EXERCISE TASK: Reproduce the records below in full and exactly, without their images.

[Collection entries]
:::::
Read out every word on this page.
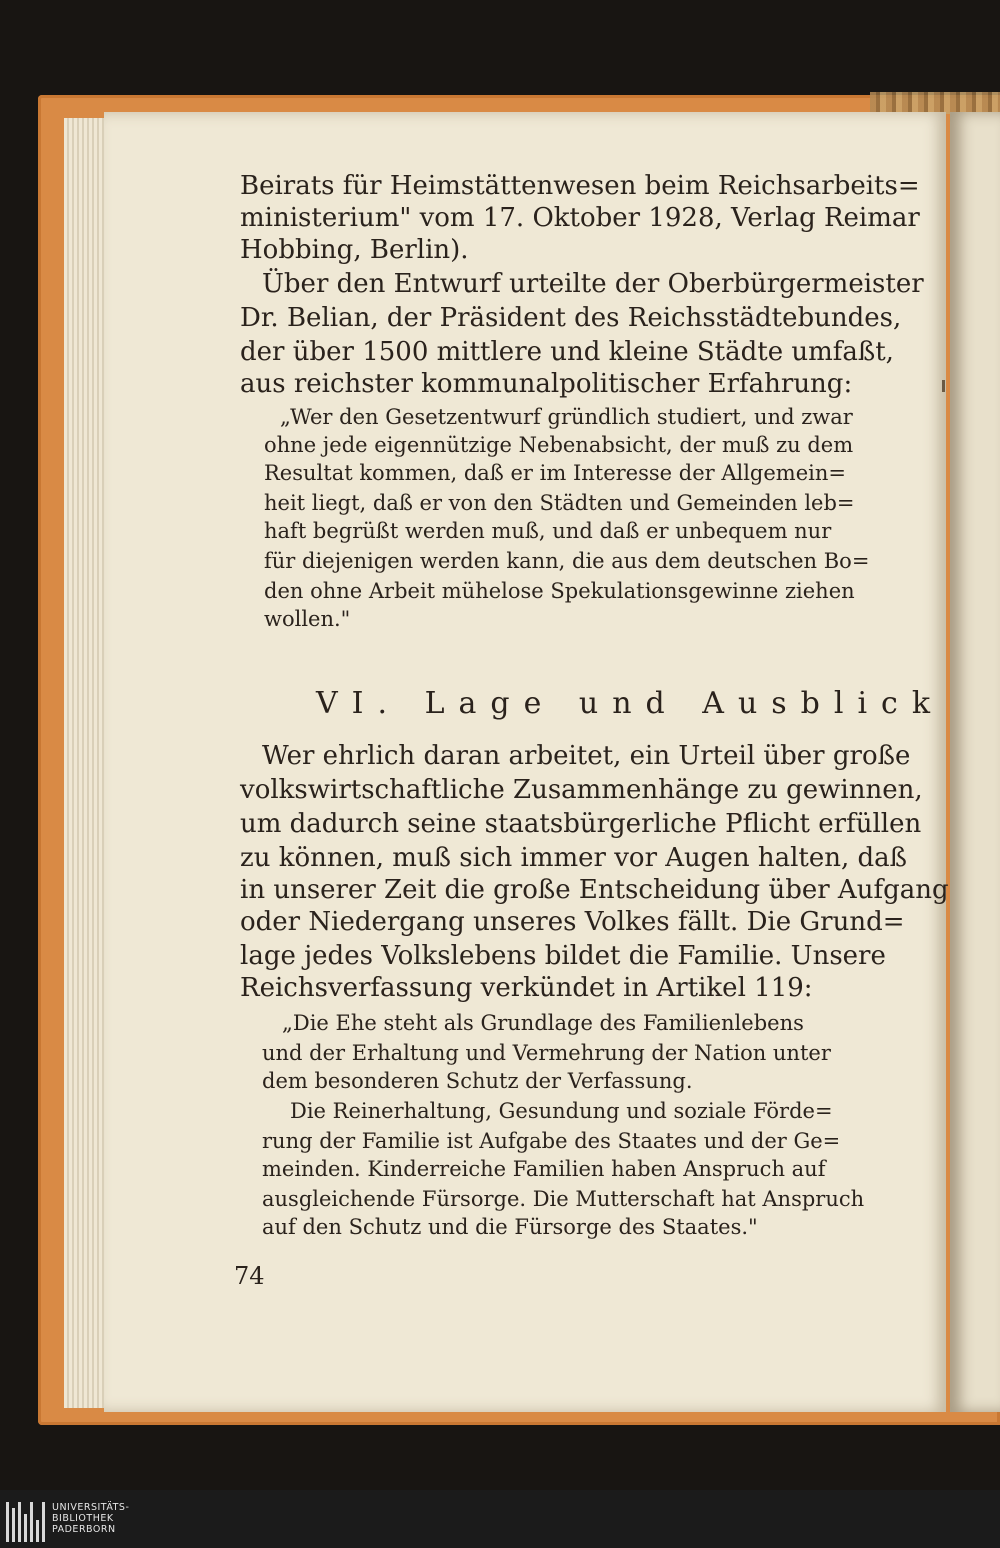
Beirats für Heimstättenwesen beim Reichsarbeits=
ministerium" vom 17. Oktober 1928, Verlag Reimar
Hobbing, Berlin).
Über den Entwurf urteilte der Oberbürgermeister
Dr. Belian, der Präsident des Reichsstädtebundes,
der über 1500 mittlere und kleine Städte umfaßt,
aus reichster kommunalpolitischer Erfahrung:
„Wer den Gesetzentwurf gründlich studiert, und zwar
ohne jede eigennützige Nebenabsicht, der muß zu dem
Resultat kommen, daß er im Interesse der Allgemein=
heit liegt, daß er von den Städten und Gemeinden leb=
haft begrüßt werden muß, und daß er unbequem nur
für diejenigen werden kann, die aus dem deutschen Bo=
den ohne Arbeit mühelose Spekulationsgewinne ziehen
wollen."
VI. Lage und Ausblick
Wer ehrlich daran arbeitet, ein Urteil über große
volkswirtschaftliche Zusammenhänge zu gewinnen,
um dadurch seine staatsbürgerliche Pflicht erfüllen
zu können, muß sich immer vor Augen halten, daß
in unserer Zeit die große Entscheidung über Aufgang
oder Niedergang unseres Volkes fällt. Die Grund=
lage jedes Volkslebens bildet die Familie. Unsere
Reichsverfassung verkündet in Artikel 119:
„Die Ehe steht als Grundlage des Familienlebens
und der Erhaltung und Vermehrung der Nation unter
dem besonderen Schutz der Verfassung.
Die Reinerhaltung, Gesundung und soziale Förde=
rung der Familie ist Aufgabe des Staates und der Ge=
meinden. Kinderreiche Familien haben Anspruch auf
ausgleichende Fürsorge. Die Mutterschaft hat Anspruch
auf den Schutz und die Fürsorge des Staates."
74
UNIVERSITÄTS-
BIBLIOTHEK
PADERBORN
:::::
RESPONSE BELOW:
Read out every word on this page.
Beirats für Heimstättenwesen beim Reichsarbeits=
ministerium" vom 17. Oktober 1928, Verlag Reimar
Hobbing, Berlin).
Über den Entwurf urteilte der Oberbürgermeister
Dr. Belian, der Präsident des Reichsstädtebundes,
der über 1500 mittlere und kleine Städte umfaßt,
aus reichster kommunalpolitischer Erfahrung:
„Wer den Gesetzentwurf gründlich studiert, und zwar
ohne jede eigennützige Nebenabsicht, der muß zu dem
Resultat kommen, daß er im Interesse der Allgemein=
heit liegt, daß er von den Städten und Gemeinden leb=
haft begrüßt werden muß, und daß er unbequem nur
für diejenigen werden kann, die aus dem deutschen Bo=
den ohne Arbeit mühelose Spekulationsgewinne ziehen
wollen."
VI. Lage und Ausblick
Wer ehrlich daran arbeitet, ein Urteil über große
volkswirtschaftliche Zusammenhänge zu gewinnen,
um dadurch seine staatsbürgerliche Pflicht erfüllen
zu können, muß sich immer vor Augen halten, daß
in unserer Zeit die große Entscheidung über Aufgang
oder Niedergang unseres Volkes fällt. Die Grund=
lage jedes Volkslebens bildet die Familie. Unsere
Reichsverfassung verkündet in Artikel 119:
„Die Ehe steht als Grundlage des Familienlebens
und der Erhaltung und Vermehrung der Nation unter
dem besonderen Schutz der Verfassung.
Die Reinerhaltung, Gesundung und soziale Förde=
rung der Familie ist Aufgabe des Staates und der Ge=
meinden. Kinderreiche Familien haben Anspruch auf
ausgleichende Fürsorge. Die Mutterschaft hat Anspruch
auf den Schutz und die Fürsorge des Staates."
74
UNIVERSITÄTS-
BIBLIOTHEK
PADERBORN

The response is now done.